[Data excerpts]
::::::::::

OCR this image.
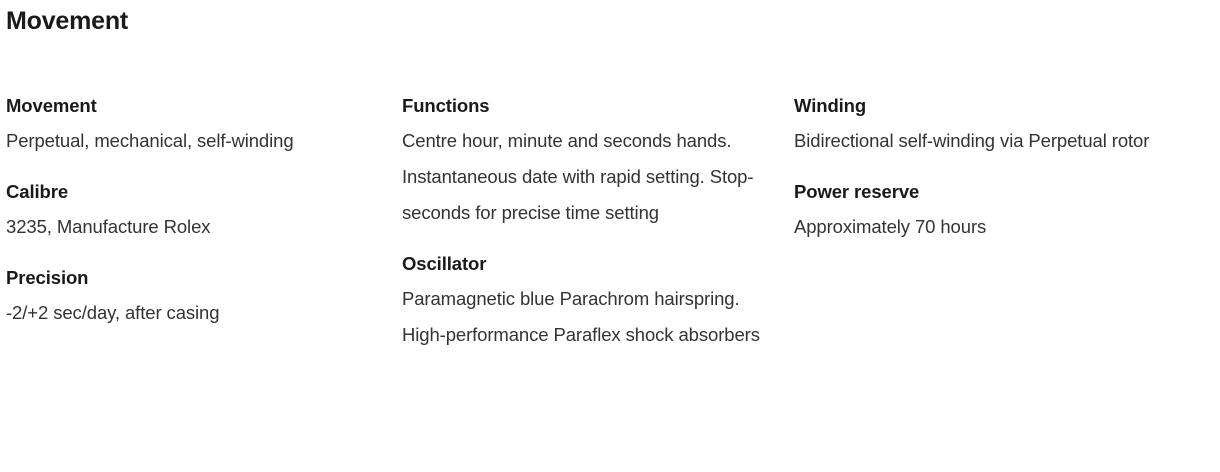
Movement
Movement
Perpetual, mechanical, self-winding
Calibre
3235, Manufacture Rolex
Precision
-2/+2 sec/day, after casing
Functions
Centre hour, minute and seconds hands. Instantaneous date with rapid setting. Stop-seconds for precise time setting
Oscillator
Paramagnetic blue Parachrom hairspring. High-performance Paraflex shock absorbers
Winding
Bidirectional self-winding via Perpetual rotor
Power reserve
Approximately 70 hours
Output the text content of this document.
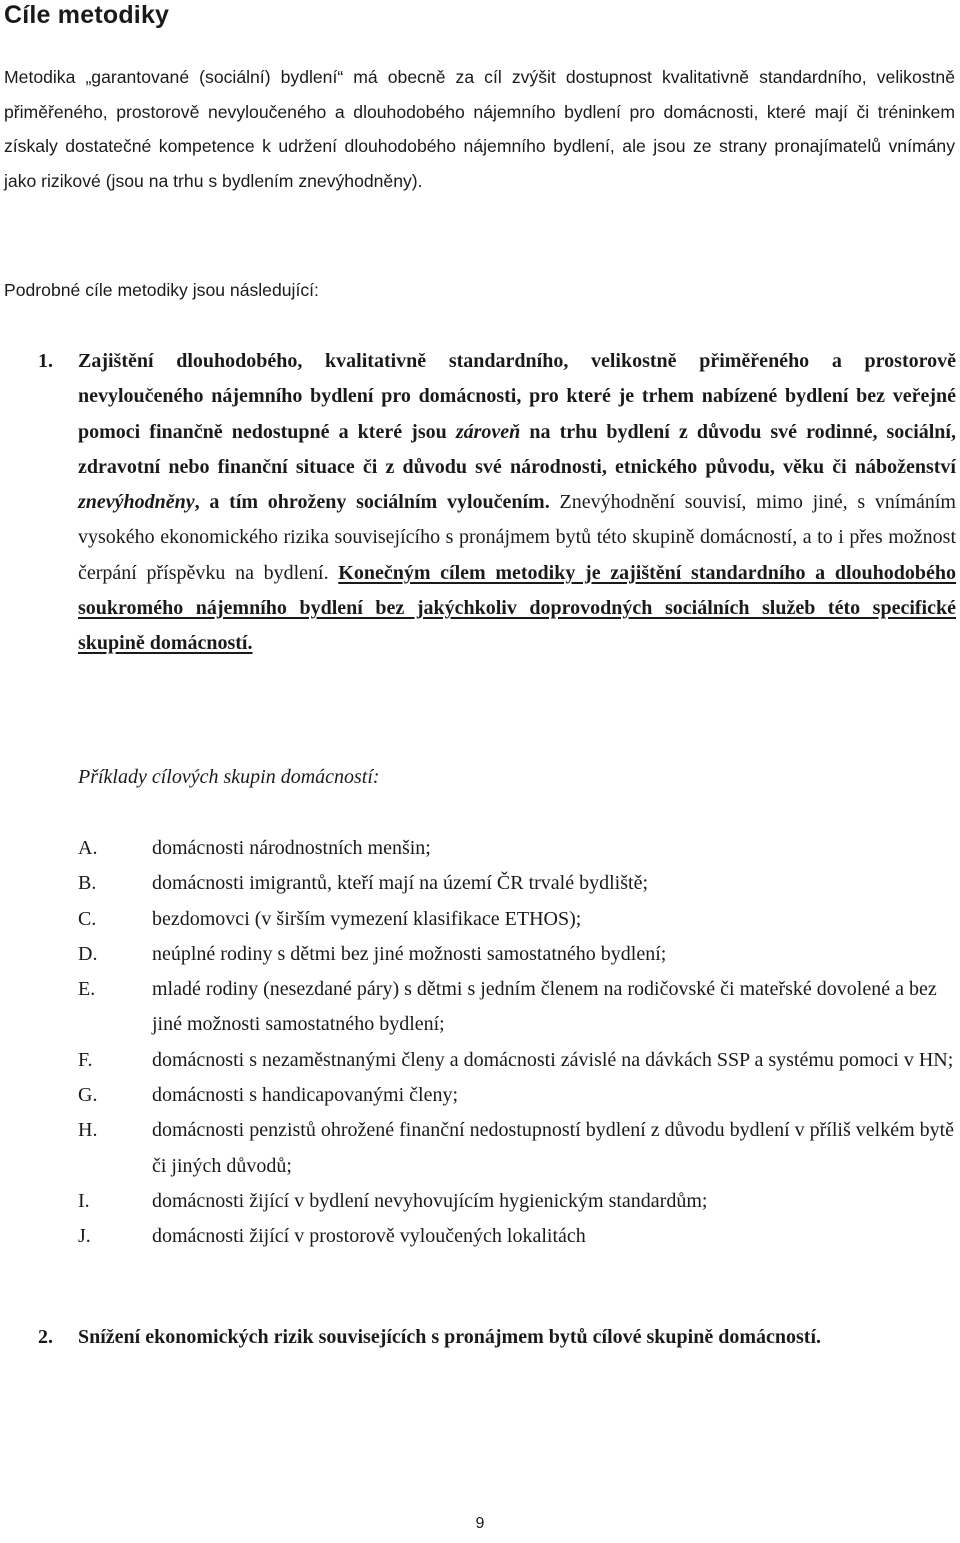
Cíle metodiky

Metodika „garantované (sociální) bydlení“ má obecně za cíl zvýšit dostupnost kvalitativně standardního, velikostně přiměřeného, prostorově nevyloučeného a dlouhodobého nájemního bydlení pro domácnosti, které mají či tréninkem získaly dostatečné kompetence k udržení dlouhodobého nájemního bydlení, ale jsou ze strany pronajímatelů vnímány jako rizikové (jsou na trhu s bydlením znevýhodněny).

Podrobné cíle metodiky jsou následující:

1. Zajištění dlouhodobého, kvalitativně standardního, velikostně přiměřeného a prostorově nevyloučeného nájemního bydlení pro domácnosti, pro které je trhem nabízené bydlení bez veřejné pomoci finančně nedostupné a které jsou zároveň na trhu bydlení z důvodu své rodinné, sociální, zdravotní nebo finanční situace či z důvodu své národnosti, etnického původu, věku či náboženství znevýhodněny, a tím ohroženy sociálním vyloučením. Znevýhodnění souvisí, mimo jiné, s vnímáním vysokého ekonomického rizika souvisejícího s pronájmem bytů této skupině domácností, a to i přes možnost čerpání příspěvku na bydlení. Konečným cílem metodiky je zajištění standardního a dlouhodobého soukromého nájemního bydlení bez jakýchkoliv doprovodných sociálních služeb této specifické skupině domácností.

Příklady cílových skupin domácností:

A.	domácnosti národnostních menšin;
B.	domácnosti imigrantů, kteří mají na území ČR trvalé bydliště;
C.	bezdomovci (v širším vymezení klasifikace ETHOS);
D.	neúplné rodiny s dětmi bez jiné možnosti samostatného bydlení;
E.	mladé rodiny (nesezdané páry) s dětmi s jedním členem na rodičovské či mateřské dovolené a bez jiné možnosti samostatného bydlení;
F.	domácnosti s nezaměstnanými členy a domácnosti závislé na dávkách SSP a systému pomoci v HN;
G.	domácnosti s handicapovanými členy;
H.	domácnosti penzistů ohrožené finanční nedostupností bydlení z důvodu bydlení v příliš velkém bytě či jiných důvodů;
I.	domácnosti žijící v bydlení nevyhovujícím hygienickým standardům;
J.	domácnosti žijící v prostorově vyloučených lokalitách
2. Snížení ekonomických rizik souvisejících s pronájmem bytů cílové skupině domácností.

9
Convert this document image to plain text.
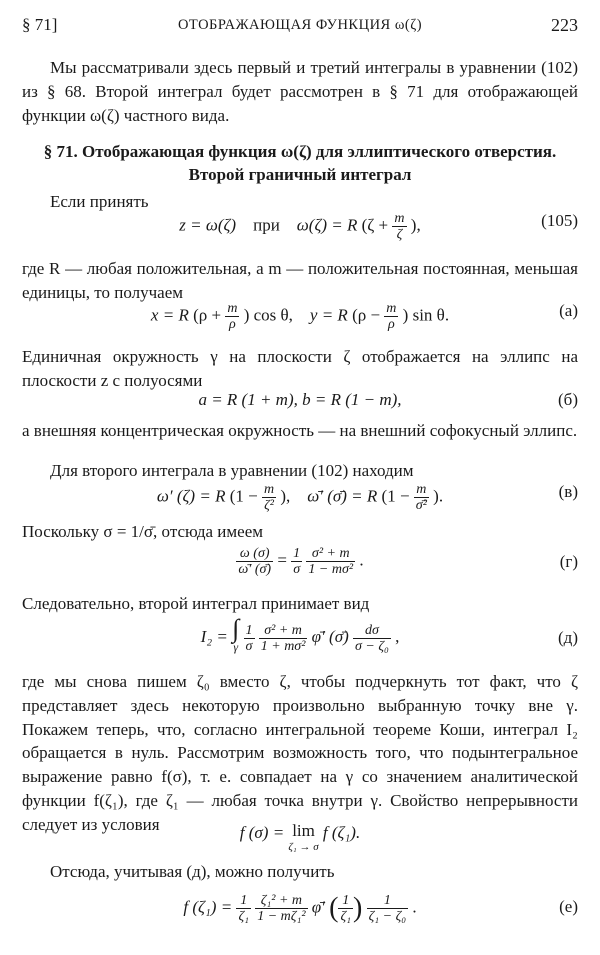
§ 71]	ОТОБРАЖАЮЩАЯ ФУНКЦИЯ ω(ζ)	223

Мы рассматривали здесь первый и третий интегралы в уравнении (102) из § 68. Второй интеграл будет рассмотрен в § 71 для отображающей функции ω(ζ) частного вида.

§ 71. Отображающая функция ω(ζ) для эллиптического отверстия. Второй граничный интеграл

Если принять

z = ω(ζ) при ω(ζ) = R ($\zeta + \frac{m}{\zeta}$ ),	(105)

где R — любая положительная, а m — положительная постоянная, меньшая единицы, то получаем

x = R ($\rho + \frac{m}{\rho}$ ) cos θ, y = R ($\rho - \frac{m}{\rho}$ ) sin θ.	(а)

Единичная окружность γ на плоскости ζ отображается на эллипс на плоскости z с полуосями

a = R (1 + m), b = R (1 − m),	(б)

а внешняя концентрическая окружность — на внешний софокусный эллипс.

Для второго интеграла в уравнении (102) находим

ω′ (ζ) = R ($1 - \frac{m}{\text{ζ²}}$ ), ω̄′ (σ̄) = R ($1 - \frac{m}{\text{σ̄²}}$ ).	(в)

Поскольку σ = 1/σ̄, отсюда имеем

$\frac{\omega (\sigma)}{\omegā' (\sigmā)} = \frac{1}{\sigma}$
$\frac{\text{σ² + m}}{\text{1 − mσ²}}$ .	(г)

Следовательно, второй интеграл принимает вид

I₂ = ∫
γ
$\frac{1}{\sigma}$
$\frac{\text{σ² + m}}{\text{1 + mσ²}}$ φ̄′ (σ̄) $\frac{d\sigma}{\text{σ − ζ₀}}$ ,	(д)

где мы снова пишем ζ₀ вместо ζ, чтобы подчеркнуть тот факт, что ζ представляет здесь некоторую произвольно выбранную точку вне γ. Покажем теперь, что, согласно интегральной теореме Коши, интеграл I₂ обращается в нуль. Рассмотрим возможность того, что подынтегральное выражение равно f(σ), т. е. совпадает на γ со значением аналитической функции f(ζ₁), где ζ₁ — любая точка внутри γ. Свойство непрерывности следует из условия	f (σ) = lim
ζ₁ → σ
f (ζ₁).

Отсюда, учитывая (д), можно получить

f $(\zeta_1) = \frac{1}{\text{ζ₁}}$
$\frac{\text{ζ₁² + m}}{\text{1 − mζ₁²}}$ φ̄′ ( $\frac{1}{\text{ζ₁}}$ ) $\frac{1}{\text{ζ₁ − ζ₀}}$ .	(е)
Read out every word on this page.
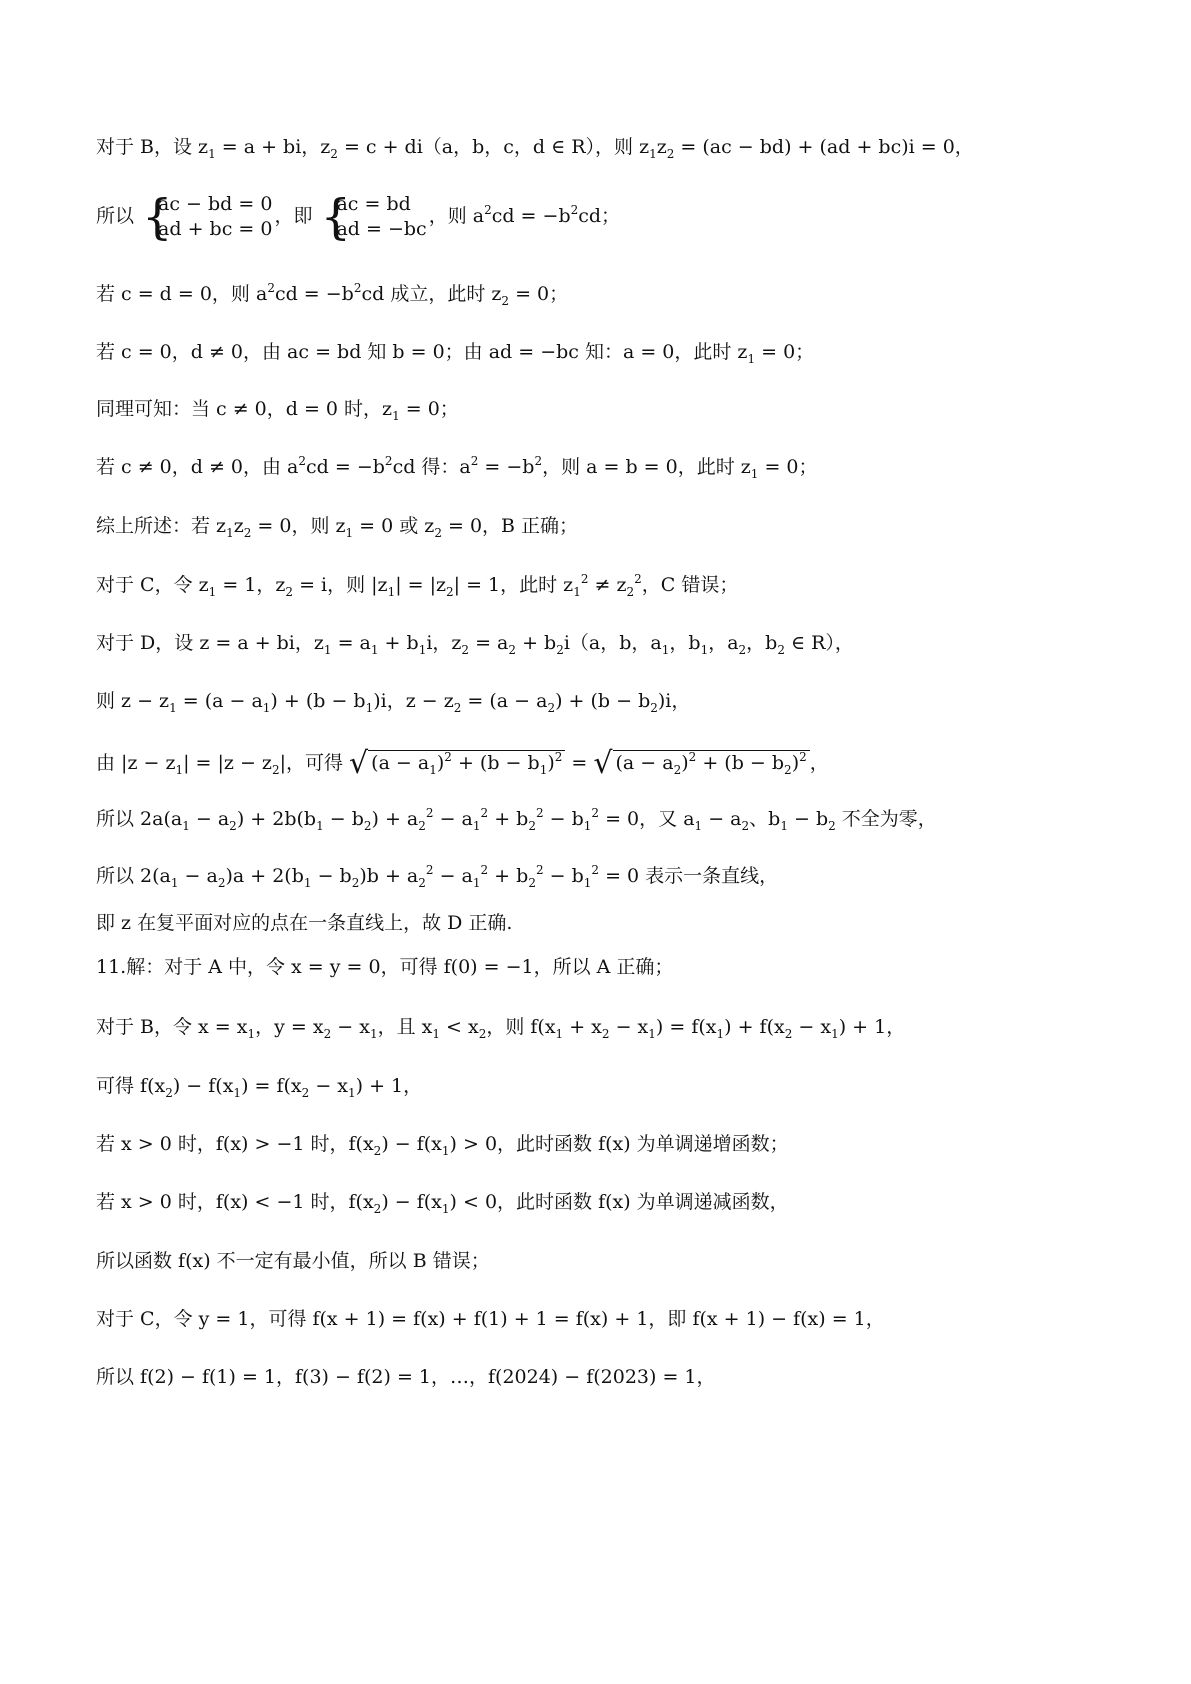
对于 B，设 $z_1 = a$ + bi，$z_2 = c + di(a$，b，c，d ∈ R），则 $z_1z_2 = (ac - bd) + (ad + bc)i = 0$，
所以 {
ac − bd = 0
ad + bc = 0
，即 {
ac = bd
ad = −bc
，则 $a^2cd = -b^2cd$；
若 c = d = 0，则 $a^2cd = -b^2cd$ 成立，此时 $z_2 = 0$；
若 c = 0，d ≠ 0，由 ac = bd 知 b = 0；由 ad = −bc 知：a = 0，此时 $z_1 = 0$；
同理可知：当 c ≠ 0，d = 0 时，$z_1 = 0$；
若 c ≠ 0，d ≠ 0，由 $a^2cd = -b^2cd$ 得：$a^2 = -b^2$，则 a = b = 0，此时 $z_1 = 0$；
综上所述：若 $z_1z_2 = 0$，则 $z_1 = 0$ 或 $z_2 = 0$，B 正确；
对于 C，令 $z_1 = 1$，$z_2 = i$，则 $|z_1| = |z_2| = 1$，此时 $z_1^2 \ne z_2^2$，C 错误；
对于 D，设 z = a + bi，$z_1 = a_1 + b_1i$，$z_2 = a_2 + b_2i(a$，b，$a_1$，$b_1$，$a_2$，$b_2$ ∈ R），
则 $z - z_1 = (a - a_1) + (b - b_1)i$，$z - z_2 = (a - a_2) + (b - b_2)i$，
由 $|z - z_1| = |z - z_2|$，可得 √ $(a - a_1)^2 + (b - b_1)^2$ = √ $(a - a_2)^2 + (b - b_2)^2$ ，
所以 $2a(a_1 - a_2) + 2b(b_1 - b_2) + a_2^2 - a_1^2 + b_2^2 - b_1^2 = 0$，又 $a_1 - a_2$、$b_1 - b_2$ 不全为零，
所以 $2(a_1 - a_2)a + 2(b_1 - b_2)b + a_2^2 - a_1^2 + b_2^2 - b_1^2 = 0$ 表示一条直线，
即 z 在复平面对应的点在一条直线上，故 D 正确.
11.解：对于 A 中，令 x = y = 0，可得 f(0) = −1，所以 A 正确；
对于 B，令 $x = x_1$，$y = x_2 - x_1$，且 $x_1 < x_2$，则 $f(x_1 + x_2 - x_1) = f(x_1) + f(x_2 - x_1) + 1$，
可得 $f(x_2) - f(x_1) = f(x_2 - x_1) + 1$，
若 x > 0 时，f(x) > −1 时，$f(x_2) - f(x_1) > 0$，此时函数 f(x) 为单调递增函数；
若 x > 0 时，f(x) < −1 时，$f(x_2) - f(x_1) < 0$，此时函数 f(x) 为单调递减函数，
所以函数 f(x) 不一定有最小值，所以 B 错误；
对于 C，令 y = 1，可得 f(x + 1) = f(x) + f(1) + 1 = f(x) + 1，即 f(x + 1) − f(x) = 1，
所以 f(2) − f(1) = 1，f(3) − f(2) = 1，…，f(2024) − f(2023) = 1，
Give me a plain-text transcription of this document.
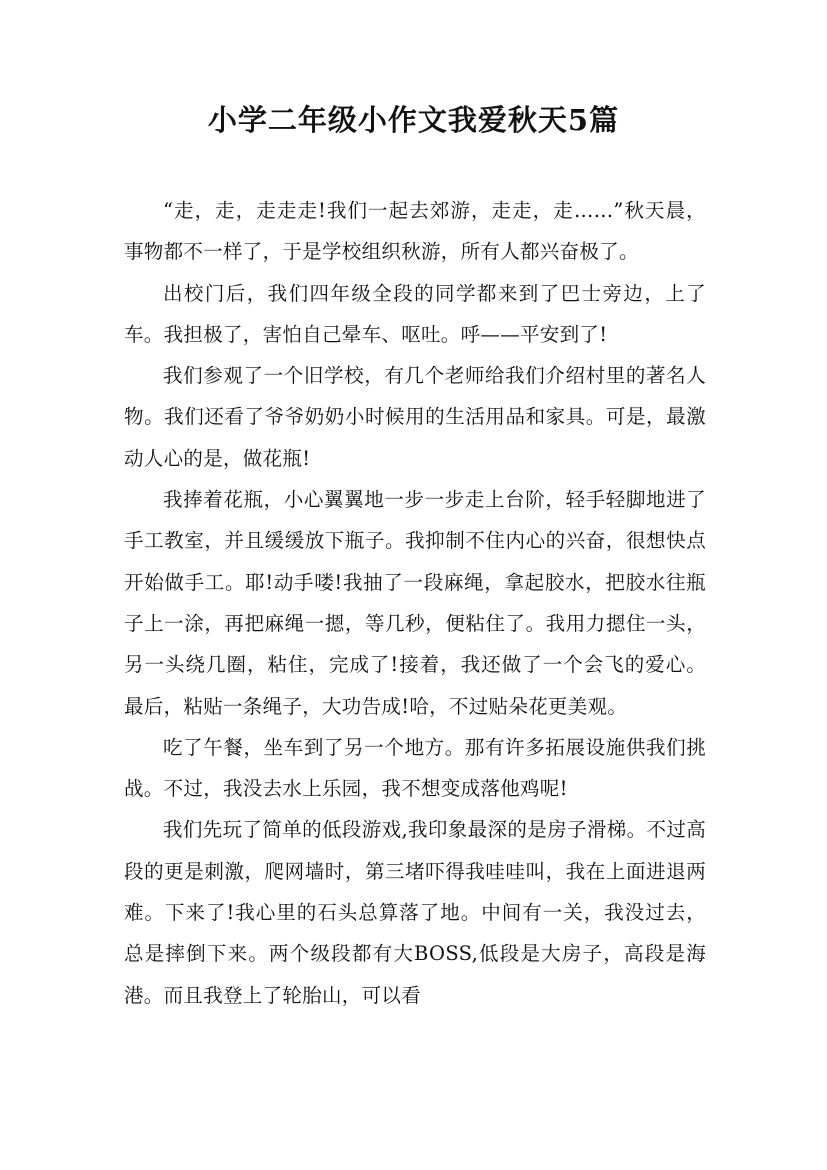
小学二年级小作文我爱秋天5篇

“走，走，走走走!我们一起去郊游，走走，走……”秋天晨，事物都不一样了，于是学校组织秋游，所有人都兴奋极了。

出校门后，我们四年级全段的同学都来到了巴士旁边，上了车。我担极了，害怕自己晕车、呕吐。呼——平安到了!

我们参观了一个旧学校，有几个老师给我们介绍村里的著名人物。我们还看了爷爷奶奶小时候用的生活用品和家具。可是，最激动人心的是，做花瓶!

我捧着花瓶，小心翼翼地一步一步走上台阶，轻手轻脚地进了手工教室，并且缓缓放下瓶子。我抑制不住内心的兴奋，很想快点开始做手工。耶!动手喽!我抽了一段麻绳，拿起胶水，把胶水往瓶子上一涂，再把麻绳一摁，等几秒，便粘住了。我用力摁住一头，另一头绕几圈，粘住，完成了!接着，我还做了一个会飞的爱心。最后，粘贴一条绳子，大功告成!哈，不过贴朵花更美观。

吃了午餐，坐车到了另一个地方。那有许多拓展设施供我们挑战。不过，我没去水上乐园，我不想变成落他鸡呢!

我们先玩了简单的低段游戏,我印象最深的是房子滑梯。不过高段的更是刺激，爬网墙时，第三堵吓得我哇哇叫，我在上面进退两难。下来了!我心里的石头总算落了地。中间有一关，我没过去，总是摔倒下来。两个级段都有大BOSS,低段是大房子，高段是海港。而且我登上了轮胎山，可以看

::::::::::

Omit the pictures and write out the lines above from the one with "Read out every word on this page." through the last, unchanged.

Read out every word on this page.
对于 B，设 $z_1 = a$ + bi，$z_2 = c + di(a$，b，c，d ∈ R），则 $z_1z_2 = (ac - bd) + (ad + bc)i = 0$，
所以 {
ac − bd = 0
ad + bc = 0
，即 {
ac = bd
ad = −bc
，则 $a^2cd = -b^2cd$；
若 c = d = 0，则 $a^2cd = -b^2cd$ 成立，此时 $z_2 = 0$；
若 c = 0，d ≠ 0，由 ac = bd 知 b = 0；由 ad = −bc 知：a = 0，此时 $z_1 = 0$；
同理可知：当 c ≠ 0，d = 0 时，$z_1 = 0$；
若 c ≠ 0，d ≠ 0，由 $a^2cd = -b^2cd$ 得：$a^2 = -b^2$，则 a = b = 0，此时 $z_1 = 0$；
综上所述：若 $z_1z_2 = 0$，则 $z_1 = 0$ 或 $z_2 = 0$，B 正确；
对于 C，令 $z_1 = 1$，$z_2 = i$，则 $|z_1| = |z_2| = 1$，此时 $z_1^2 \ne z_2^2$，C 错误；
对于 D，设 z = a + bi，$z_1 = a_1 + b_1i$，$z_2 = a_2 + b_2i(a$，b，$a_1$，$b_1$，$a_2$，$b_2$ ∈ R），
则 $z - z_1 = (a - a_1) + (b - b_1)i$，$z - z_2 = (a - a_2) + (b - b_2)i$，
由 $|z - z_1| = |z - z_2|$，可得 √ $(a - a_1)^2 + (b - b_1)^2$ = √ $(a - a_2)^2 + (b - b_2)^2$ ，
所以 $2a(a_1 - a_2) + 2b(b_1 - b_2) + a_2^2 - a_1^2 + b_2^2 - b_1^2 = 0$，又 $a_1 - a_2$、$b_1 - b_2$ 不全为零，
所以 $2(a_1 - a_2)a + 2(b_1 - b_2)b + a_2^2 - a_1^2 + b_2^2 - b_1^2 = 0$ 表示一条直线，
即 z 在复平面对应的点在一条直线上，故 D 正确.
11.解：对于 A 中，令 x = y = 0，可得 f(0) = −1，所以 A 正确；
对于 B，令 $x = x_1$，$y = x_2 - x_1$，且 $x_1 < x_2$，则 $f(x_1 + x_2 - x_1) = f(x_1) + f(x_2 - x_1) + 1$，
可得 $f(x_2) - f(x_1) = f(x_2 - x_1) + 1$，
若 x > 0 时，f(x) > −1 时，$f(x_2) - f(x_1) > 0$，此时函数 f(x) 为单调递增函数；
若 x > 0 时，f(x) < −1 时，$f(x_2) - f(x_1) < 0$，此时函数 f(x) 为单调递减函数，
所以函数 f(x) 不一定有最小值，所以 B 错误；
对于 C，令 y = 1，可得 f(x + 1) = f(x) + f(1) + 1 = f(x) + 1，即 f(x + 1) − f(x) = 1，
所以 f(2) − f(1) = 1，f(3) − f(2) = 1，…，f(2024) − f(2023) = 1，
Give me a plain-text transcription of this document.
小学二年级小作文我爱秋天5篇

“走，走，走走走!我们一起去郊游，走走，走……”秋天晨，事物都不一样了，于是学校组织秋游，所有人都兴奋极了。

出校门后，我们四年级全段的同学都来到了巴士旁边，上了车。我担极了，害怕自己晕车、呕吐。呼——平安到了!

我们参观了一个旧学校，有几个老师给我们介绍村里的著名人物。我们还看了爷爷奶奶小时候用的生活用品和家具。可是，最激动人心的是，做花瓶!

我捧着花瓶，小心翼翼地一步一步走上台阶，轻手轻脚地进了手工教室，并且缓缓放下瓶子。我抑制不住内心的兴奋，很想快点开始做手工。耶!动手喽!我抽了一段麻绳，拿起胶水，把胶水往瓶子上一涂，再把麻绳一摁，等几秒，便粘住了。我用力摁住一头，另一头绕几圈，粘住，完成了!接着，我还做了一个会飞的爱心。最后，粘贴一条绳子，大功告成!哈，不过贴朵花更美观。

吃了午餐，坐车到了另一个地方。那有许多拓展设施供我们挑战。不过，我没去水上乐园，我不想变成落他鸡呢!

我们先玩了简单的低段游戏,我印象最深的是房子滑梯。不过高段的更是刺激，爬网墙时，第三堵吓得我哇哇叫，我在上面进退两难。下来了!我心里的石头总算落了地。中间有一关，我没过去，总是摔倒下来。两个级段都有大BOSS,低段是大房子，高段是海港。而且我登上了轮胎山，可以看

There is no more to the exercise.